>> begin Material supplied
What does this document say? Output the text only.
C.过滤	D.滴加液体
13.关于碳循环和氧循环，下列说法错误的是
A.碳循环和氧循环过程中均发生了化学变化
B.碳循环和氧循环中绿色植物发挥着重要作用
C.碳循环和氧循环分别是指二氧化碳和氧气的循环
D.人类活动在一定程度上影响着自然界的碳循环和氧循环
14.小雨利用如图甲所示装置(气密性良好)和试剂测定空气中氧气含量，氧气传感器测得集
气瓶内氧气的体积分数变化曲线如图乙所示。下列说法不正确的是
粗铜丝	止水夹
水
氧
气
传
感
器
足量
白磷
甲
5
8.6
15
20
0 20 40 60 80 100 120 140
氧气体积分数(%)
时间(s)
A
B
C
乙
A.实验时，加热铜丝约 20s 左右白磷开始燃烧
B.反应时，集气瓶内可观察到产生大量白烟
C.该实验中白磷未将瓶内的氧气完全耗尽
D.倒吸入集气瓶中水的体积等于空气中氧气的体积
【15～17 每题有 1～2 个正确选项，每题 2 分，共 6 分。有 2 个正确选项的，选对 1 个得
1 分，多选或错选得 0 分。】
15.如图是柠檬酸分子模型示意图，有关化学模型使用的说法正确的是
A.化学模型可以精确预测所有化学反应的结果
>> end Material supplied
Written problem: Each entry above is to be set down again in exactly the same words.

Result of the task:
What does this document say? Output the text only.
C.过滤	D.滴加液体
13.关于碳循环和氧循环，下列说法错误的是
A.碳循环和氧循环过程中均发生了化学变化
B.碳循环和氧循环中绿色植物发挥着重要作用
C.碳循环和氧循环分别是指二氧化碳和氧气的循环
D.人类活动在一定程度上影响着自然界的碳循环和氧循环
14.小雨利用如图甲所示装置(气密性良好)和试剂测定空气中氧气含量，氧气传感器测得集
气瓶内氧气的体积分数变化曲线如图乙所示。下列说法不正确的是
粗铜丝	止水夹
水
氧
气
传
感
器
足量
白磷
甲
5
8.6
15
20
0 20 40 60 80 100 120 140
氧气体积分数(%)
时间(s)
A
B
C
乙
A.实验时，加热铜丝约 20s 左右白磷开始燃烧
B.反应时，集气瓶内可观察到产生大量白烟
C.该实验中白磷未将瓶内的氧气完全耗尽
D.倒吸入集气瓶中水的体积等于空气中氧气的体积
【15～17 每题有 1～2 个正确选项，每题 2 分，共 6 分。有 2 个正确选项的，选对 1 个得
1 分，多选或错选得 0 分。】
15.如图是柠檬酸分子模型示意图，有关化学模型使用的说法正确的是
A.化学模型可以精确预测所有化学反应的结果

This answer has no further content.